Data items
****************

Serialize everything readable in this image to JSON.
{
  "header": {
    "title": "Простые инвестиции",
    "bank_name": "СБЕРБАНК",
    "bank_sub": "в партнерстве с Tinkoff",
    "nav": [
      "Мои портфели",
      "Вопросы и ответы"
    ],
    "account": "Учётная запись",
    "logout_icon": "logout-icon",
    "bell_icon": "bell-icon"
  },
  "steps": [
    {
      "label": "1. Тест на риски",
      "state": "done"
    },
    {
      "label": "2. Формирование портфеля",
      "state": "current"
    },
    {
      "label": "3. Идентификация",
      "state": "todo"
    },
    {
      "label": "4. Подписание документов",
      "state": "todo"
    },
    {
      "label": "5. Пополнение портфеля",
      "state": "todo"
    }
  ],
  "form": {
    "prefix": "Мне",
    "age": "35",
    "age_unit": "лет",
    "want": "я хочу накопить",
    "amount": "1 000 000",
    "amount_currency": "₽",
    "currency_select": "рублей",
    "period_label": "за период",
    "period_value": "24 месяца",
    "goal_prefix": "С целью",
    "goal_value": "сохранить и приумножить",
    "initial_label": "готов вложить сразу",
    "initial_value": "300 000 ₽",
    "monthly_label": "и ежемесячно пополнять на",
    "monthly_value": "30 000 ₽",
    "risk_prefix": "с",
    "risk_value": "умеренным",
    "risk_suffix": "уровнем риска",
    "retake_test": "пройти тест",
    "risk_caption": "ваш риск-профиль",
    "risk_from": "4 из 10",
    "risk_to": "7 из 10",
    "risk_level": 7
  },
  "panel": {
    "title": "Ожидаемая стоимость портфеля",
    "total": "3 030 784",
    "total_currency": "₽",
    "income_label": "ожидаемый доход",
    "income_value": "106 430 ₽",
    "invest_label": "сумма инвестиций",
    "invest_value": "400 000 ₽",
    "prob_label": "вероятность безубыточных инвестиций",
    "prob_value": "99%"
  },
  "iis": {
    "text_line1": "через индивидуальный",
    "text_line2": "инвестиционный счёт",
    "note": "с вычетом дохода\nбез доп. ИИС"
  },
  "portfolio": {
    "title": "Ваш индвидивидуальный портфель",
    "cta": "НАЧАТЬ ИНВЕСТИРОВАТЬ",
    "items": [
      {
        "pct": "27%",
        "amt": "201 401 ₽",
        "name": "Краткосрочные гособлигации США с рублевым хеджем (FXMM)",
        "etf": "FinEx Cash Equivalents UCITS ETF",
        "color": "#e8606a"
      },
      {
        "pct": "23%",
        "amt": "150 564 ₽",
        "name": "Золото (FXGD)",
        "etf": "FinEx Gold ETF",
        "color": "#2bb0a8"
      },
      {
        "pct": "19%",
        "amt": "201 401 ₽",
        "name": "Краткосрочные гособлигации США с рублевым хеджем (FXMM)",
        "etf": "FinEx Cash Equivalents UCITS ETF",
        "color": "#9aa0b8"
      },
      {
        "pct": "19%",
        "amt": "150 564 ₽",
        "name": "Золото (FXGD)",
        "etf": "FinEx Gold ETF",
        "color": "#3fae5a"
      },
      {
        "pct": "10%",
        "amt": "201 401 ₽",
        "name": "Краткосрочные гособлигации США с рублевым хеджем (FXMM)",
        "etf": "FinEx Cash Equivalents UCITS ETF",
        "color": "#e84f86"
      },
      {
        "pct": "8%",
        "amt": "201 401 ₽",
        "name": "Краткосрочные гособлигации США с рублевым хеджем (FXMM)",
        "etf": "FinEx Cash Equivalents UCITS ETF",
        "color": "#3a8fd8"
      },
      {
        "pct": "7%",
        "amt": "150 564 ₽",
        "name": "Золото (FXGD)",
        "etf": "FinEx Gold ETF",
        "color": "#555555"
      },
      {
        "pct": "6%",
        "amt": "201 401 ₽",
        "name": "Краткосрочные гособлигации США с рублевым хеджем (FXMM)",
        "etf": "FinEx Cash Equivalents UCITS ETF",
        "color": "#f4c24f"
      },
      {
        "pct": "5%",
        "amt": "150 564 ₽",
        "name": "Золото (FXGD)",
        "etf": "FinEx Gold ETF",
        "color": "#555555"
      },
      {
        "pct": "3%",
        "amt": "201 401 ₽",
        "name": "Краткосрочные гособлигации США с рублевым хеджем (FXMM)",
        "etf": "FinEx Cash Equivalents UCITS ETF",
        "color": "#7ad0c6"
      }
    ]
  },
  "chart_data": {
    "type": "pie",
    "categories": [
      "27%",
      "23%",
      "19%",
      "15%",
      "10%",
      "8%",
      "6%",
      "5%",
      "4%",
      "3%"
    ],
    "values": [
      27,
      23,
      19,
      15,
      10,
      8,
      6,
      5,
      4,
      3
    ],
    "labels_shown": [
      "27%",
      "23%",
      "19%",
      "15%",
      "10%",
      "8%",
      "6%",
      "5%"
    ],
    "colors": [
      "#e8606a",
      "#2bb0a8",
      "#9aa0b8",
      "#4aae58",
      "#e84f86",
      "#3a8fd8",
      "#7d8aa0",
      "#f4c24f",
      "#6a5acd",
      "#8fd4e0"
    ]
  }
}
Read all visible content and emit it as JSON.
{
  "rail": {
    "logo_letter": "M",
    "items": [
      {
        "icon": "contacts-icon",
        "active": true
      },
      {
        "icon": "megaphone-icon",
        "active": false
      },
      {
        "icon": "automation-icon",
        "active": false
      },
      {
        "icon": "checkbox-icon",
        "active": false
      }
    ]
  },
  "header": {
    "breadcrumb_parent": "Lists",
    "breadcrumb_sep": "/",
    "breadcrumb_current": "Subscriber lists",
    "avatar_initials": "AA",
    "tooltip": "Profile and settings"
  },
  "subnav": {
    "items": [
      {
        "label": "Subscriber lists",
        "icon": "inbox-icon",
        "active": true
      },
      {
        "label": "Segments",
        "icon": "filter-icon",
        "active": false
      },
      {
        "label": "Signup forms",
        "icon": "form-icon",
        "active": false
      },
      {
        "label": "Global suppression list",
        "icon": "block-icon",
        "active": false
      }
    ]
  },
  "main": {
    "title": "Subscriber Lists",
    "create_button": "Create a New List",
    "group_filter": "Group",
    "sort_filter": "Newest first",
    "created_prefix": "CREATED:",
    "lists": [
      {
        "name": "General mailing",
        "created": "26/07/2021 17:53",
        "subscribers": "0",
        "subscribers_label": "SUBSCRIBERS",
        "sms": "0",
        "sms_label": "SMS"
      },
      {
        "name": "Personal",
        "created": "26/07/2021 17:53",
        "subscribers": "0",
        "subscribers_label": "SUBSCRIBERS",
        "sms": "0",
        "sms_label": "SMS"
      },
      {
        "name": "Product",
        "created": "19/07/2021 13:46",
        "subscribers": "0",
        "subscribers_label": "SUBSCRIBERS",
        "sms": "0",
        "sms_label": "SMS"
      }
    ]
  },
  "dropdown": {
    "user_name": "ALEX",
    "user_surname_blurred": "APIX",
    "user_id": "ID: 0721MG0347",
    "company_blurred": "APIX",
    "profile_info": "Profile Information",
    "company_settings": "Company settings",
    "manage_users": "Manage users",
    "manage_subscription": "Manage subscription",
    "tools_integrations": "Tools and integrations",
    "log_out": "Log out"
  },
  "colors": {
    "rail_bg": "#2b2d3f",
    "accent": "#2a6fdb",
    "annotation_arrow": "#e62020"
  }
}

****************

Aim of the exercise>
Write out every entry again exactly, please, with nothing missing.

Written solution>
Serialize everything readable in this image to JSON.
{
  "header": {
    "title": "Простые инвестиции",
    "bank_name": "СБЕРБАНК",
    "bank_sub": "в партнерстве с Tinkoff",
    "nav": [
      "Мои портфели",
      "Вопросы и ответы"
    ],
    "account": "Учётная запись",
    "logout_icon": "logout-icon",
    "bell_icon": "bell-icon"
  },
  "steps": [
    {
      "label": "1. Тест на риски",
      "state": "done"
    },
    {
      "label": "2. Формирование портфеля",
      "state": "current"
    },
    {
      "label": "3. Идентификация",
      "state": "todo"
    },
    {
      "label": "4. Подписание документов",
      "state": "todo"
    },
    {
      "label": "5. Пополнение портфеля",
      "state": "todo"
    }
  ],
  "form": {
    "prefix": "Мне",
    "age": "35",
    "age_unit": "лет",
    "want": "я хочу накопить",
    "amount": "1 000 000",
    "amount_currency": "₽",
    "currency_select": "рублей",
    "period_label": "за период",
    "period_value": "24 месяца",
    "goal_prefix": "С целью",
    "goal_value": "сохранить и приумножить",
    "initial_label": "готов вложить сразу",
    "initial_value": "300 000 ₽",
    "monthly_label": "и ежемесячно пополнять на",
    "monthly_value": "30 000 ₽",
    "risk_prefix": "с",
    "risk_value": "умеренным",
    "risk_suffix": "уровнем риска",
    "retake_test": "пройти тест",
    "risk_caption": "ваш риск-профиль",
    "risk_from": "4 из 10",
    "risk_to": "7 из 10",
    "risk_level": 7
  },
  "panel": {
    "title": "Ожидаемая стоимость портфеля",
    "total": "3 030 784",
    "total_currency": "₽",
    "income_label": "ожидаемый доход",
    "income_value": "106 430 ₽",
    "invest_label": "сумма инвестиций",
    "invest_value": "400 000 ₽",
    "prob_label": "вероятность безубыточных инвестиций",
    "prob_value": "99%"
  },
  "iis": {
    "text_line1": "через индивидуальный",
    "text_line2": "инвестиционный счёт",
    "note": "с вычетом дохода\nбез доп. ИИС"
  },
  "portfolio": {
    "title": "Ваш индвидивидуальный портфель",
    "cta": "НАЧАТЬ ИНВЕСТИРОВАТЬ",
    "items": [
      {
        "pct": "27%",
        "amt": "201 401 ₽",
        "name": "Краткосрочные гособлигации США с рублевым хеджем (FXMM)",
        "etf": "FinEx Cash Equivalents UCITS ETF",
        "color": "#e8606a"
      },
      {
        "pct": "23%",
        "amt": "150 564 ₽",
        "name": "Золото (FXGD)",
        "etf": "FinEx Gold ETF",
        "color": "#2bb0a8"
      },
      {
        "pct": "19%",
        "amt": "201 401 ₽",
        "name": "Краткосрочные гособлигации США с рублевым хеджем (FXMM)",
        "etf": "FinEx Cash Equivalents UCITS ETF",
        "color": "#9aa0b8"
      },
      {
        "pct": "19%",
        "amt": "150 564 ₽",
        "name": "Золото (FXGD)",
        "etf": "FinEx Gold ETF",
        "color": "#3fae5a"
      },
      {
        "pct": "10%",
        "amt": "201 401 ₽",
        "name": "Краткосрочные гособлигации США с рублевым хеджем (FXMM)",
        "etf": "FinEx Cash Equivalents UCITS ETF",
        "color": "#e84f86"
      },
      {
        "pct": "8%",
        "amt": "201 401 ₽",
        "name": "Краткосрочные гособлигации США с рублевым хеджем (FXMM)",
        "etf": "FinEx Cash Equivalents UCITS ETF",
        "color": "#3a8fd8"
      },
      {
        "pct": "7%",
        "amt": "150 564 ₽",
        "name": "Золото (FXGD)",
        "etf": "FinEx Gold ETF",
        "color": "#555555"
      },
      {
        "pct": "6%",
        "amt": "201 401 ₽",
        "name": "Краткосрочные гособлигации США с рублевым хеджем (FXMM)",
        "etf": "FinEx Cash Equivalents UCITS ETF",
        "color": "#f4c24f"
      },
      {
        "pct": "5%",
        "amt": "150 564 ₽",
        "name": "Золото (FXGD)",
        "etf": "FinEx Gold ETF",
        "color": "#555555"
      },
      {
        "pct": "3%",
        "amt": "201 401 ₽",
        "name": "Краткосрочные гособлигации США с рублевым хеджем (FXMM)",
        "etf": "FinEx Cash Equivalents UCITS ETF",
        "color": "#7ad0c6"
      }
    ]
  },
  "chart_data": {
    "type": "pie",
    "categories": [
      "27%",
      "23%",
      "19%",
      "15%",
      "10%",
      "8%",
      "6%",
      "5%",
      "4%",
      "3%"
    ],
    "values": [
      27,
      23,
      19,
      15,
      10,
      8,
      6,
      5,
      4,
      3
    ],
    "labels_shown": [
      "27%",
      "23%",
      "19%",
      "15%",
      "10%",
      "8%",
      "6%",
      "5%"
    ],
    "colors": [
      "#e8606a",
      "#2bb0a8",
      "#9aa0b8",
      "#4aae58",
      "#e84f86",
      "#3a8fd8",
      "#7d8aa0",
      "#f4c24f",
      "#6a5acd",
      "#8fd4e0"
    ]
  }
}
Read all visible content and emit it as JSON.
{
  "rail": {
    "logo_letter": "M",
    "items": [
      {
        "icon": "contacts-icon",
        "active": true
      },
      {
        "icon": "megaphone-icon",
        "active": false
      },
      {
        "icon": "automation-icon",
        "active": false
      },
      {
        "icon": "checkbox-icon",
        "active": false
      }
    ]
  },
  "header": {
    "breadcrumb_parent": "Lists",
    "breadcrumb_sep": "/",
    "breadcrumb_current": "Subscriber lists",
    "avatar_initials": "AA",
    "tooltip": "Profile and settings"
  },
  "subnav": {
    "items": [
      {
        "label": "Subscriber lists",
        "icon": "inbox-icon",
        "active": true
      },
      {
        "label": "Segments",
        "icon": "filter-icon",
        "active": false
      },
      {
        "label": "Signup forms",
        "icon": "form-icon",
        "active": false
      },
      {
        "label": "Global suppression list",
        "icon": "block-icon",
        "active": false
      }
    ]
  },
  "main": {
    "title": "Subscriber Lists",
    "create_button": "Create a New List",
    "group_filter": "Group",
    "sort_filter": "Newest first",
    "created_prefix": "CREATED:",
    "lists": [
      {
        "name": "General mailing",
        "created": "26/07/2021 17:53",
        "subscribers": "0",
        "subscribers_label": "SUBSCRIBERS",
        "sms": "0",
        "sms_label": "SMS"
      },
      {
        "name": "Personal",
        "created": "26/07/2021 17:53",
        "subscribers": "0",
        "subscribers_label": "SUBSCRIBERS",
        "sms": "0",
        "sms_label": "SMS"
      },
      {
        "name": "Product",
        "created": "19/07/2021 13:46",
        "subscribers": "0",
        "subscribers_label": "SUBSCRIBERS",
        "sms": "0",
        "sms_label": "SMS"
      }
    ]
  },
  "dropdown": {
    "user_name": "ALEX",
    "user_surname_blurred": "APIX",
    "user_id": "ID: 0721MG0347",
    "company_blurred": "APIX",
    "profile_info": "Profile Information",
    "company_settings": "Company settings",
    "manage_users": "Manage users",
    "manage_subscription": "Manage subscription",
    "tools_integrations": "Tools and integrations",
    "log_out": "Log out"
  },
  "colors": {
    "rail_bg": "#2b2d3f",
    "accent": "#2a6fdb",
    "annotation_arrow": "#e62020"
  }
}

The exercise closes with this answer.